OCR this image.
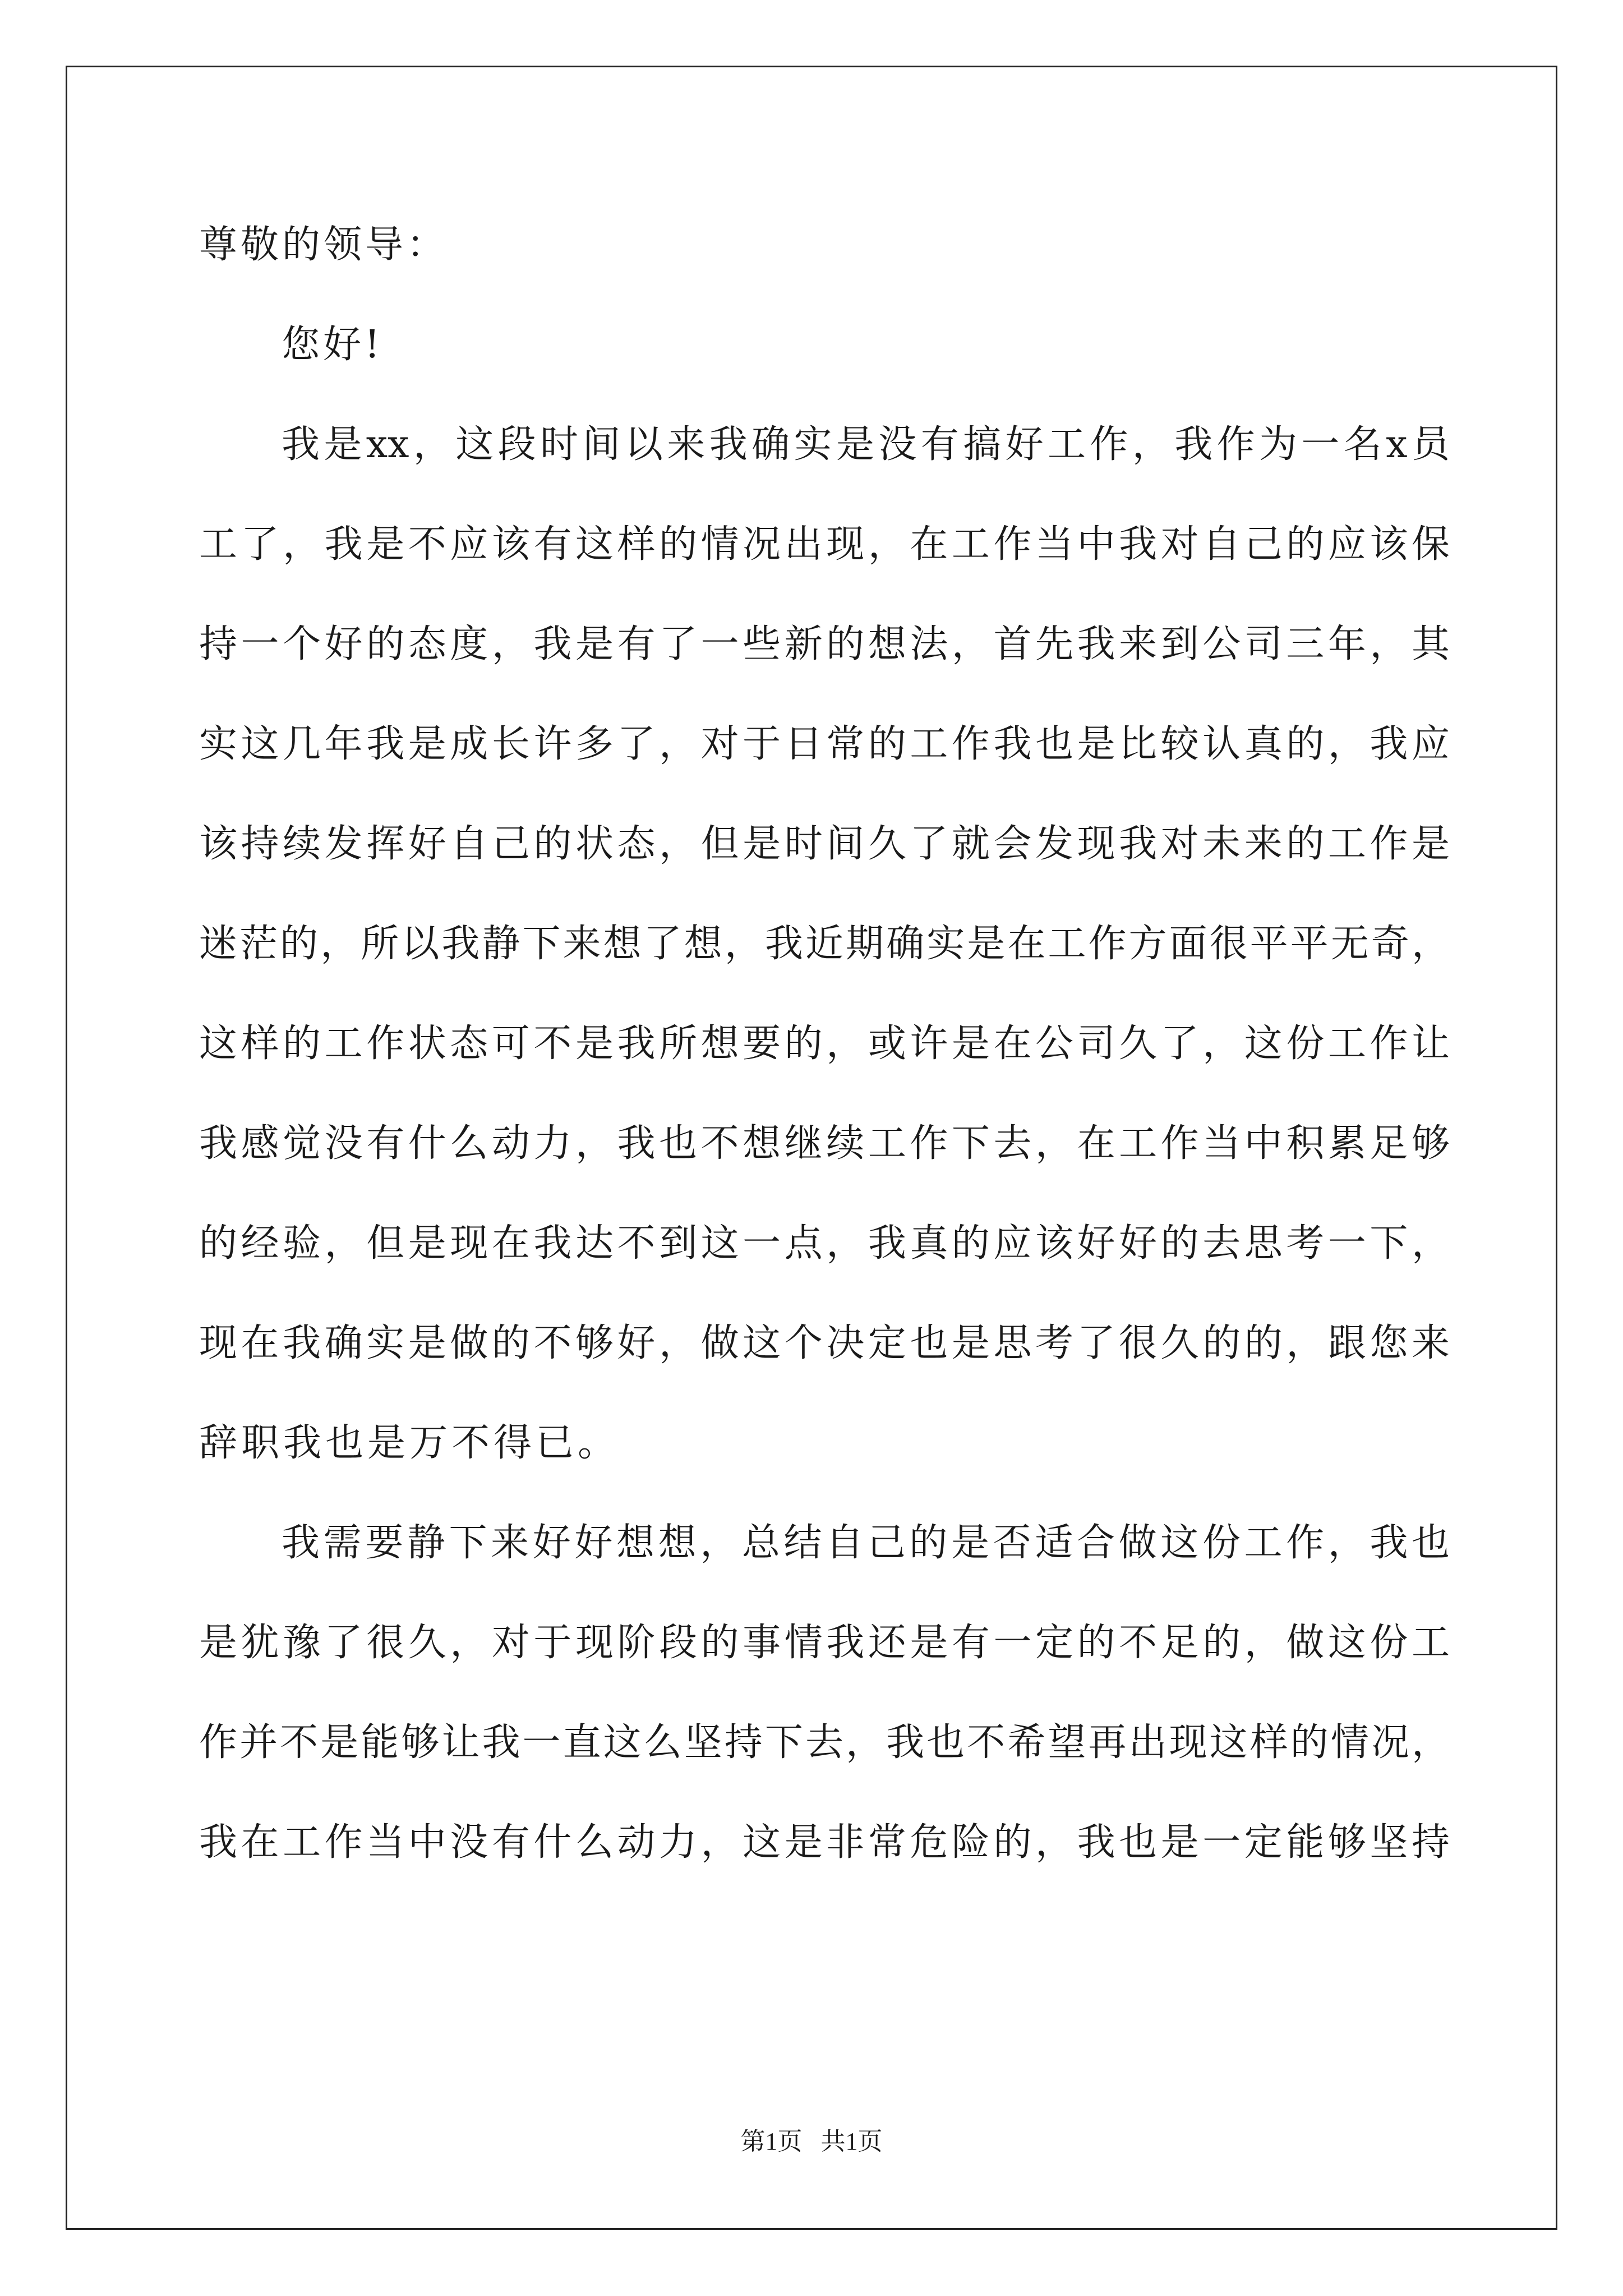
尊敬的领导：

您好!

我是xx，这段时间以来我确实是没有搞好工作，我作为一名x员
工了，我是不应该有这样的情况出现，在工作当中我对自己的应该保
持一个好的态度，我是有了一些新的想法，首先我来到公司三年，其
实这几年我是成长许多了，对于日常的工作我也是比较认真的，我应
该持续发挥好自己的状态，但是时间久了就会发现我对未来的工作是
迷茫的，所以我静下来想了想，我近期确实是在工作方面很平平无奇，
这样的工作状态可不是我所想要的，或许是在公司久了，这份工作让
我感觉没有什么动力，我也不想继续工作下去，在工作当中积累足够
的经验，但是现在我达不到这一点，我真的应该好好的去思考一下，
现在我确实是做的不够好，做这个决定也是思考了很久的的，跟您来
辞职我也是万不得已。

我需要静下来好好想想，总结自己的是否适合做这份工作，我也
是犹豫了很久，对于现阶段的事情我还是有一定的不足的，做这份工
作并不是能够让我一直这么坚持下去，我也不希望再出现这样的情况，
我在工作当中没有什么动力，这是非常危险的，我也是一定能够坚持

第1页   共1页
==================================================
* **TO BE DONE**:
Keep the pictures out of the copy and write out the data exactly as it stands.

* **SOLUTION**:
OCR this image.
尊敬的领导：

您好!

我是xx，这段时间以来我确实是没有搞好工作，我作为一名x员
工了，我是不应该有这样的情况出现，在工作当中我对自己的应该保
持一个好的态度，我是有了一些新的想法，首先我来到公司三年，其
实这几年我是成长许多了，对于日常的工作我也是比较认真的，我应
该持续发挥好自己的状态，但是时间久了就会发现我对未来的工作是
迷茫的，所以我静下来想了想，我近期确实是在工作方面很平平无奇，
这样的工作状态可不是我所想要的，或许是在公司久了，这份工作让
我感觉没有什么动力，我也不想继续工作下去，在工作当中积累足够
的经验，但是现在我达不到这一点，我真的应该好好的去思考一下，
现在我确实是做的不够好，做这个决定也是思考了很久的的，跟您来
辞职我也是万不得已。

我需要静下来好好想想，总结自己的是否适合做这份工作，我也
是犹豫了很久，对于现阶段的事情我还是有一定的不足的，做这份工
作并不是能够让我一直这么坚持下去，我也不希望再出现这样的情况，
我在工作当中没有什么动力，这是非常危险的，我也是一定能够坚持

第1页   共1页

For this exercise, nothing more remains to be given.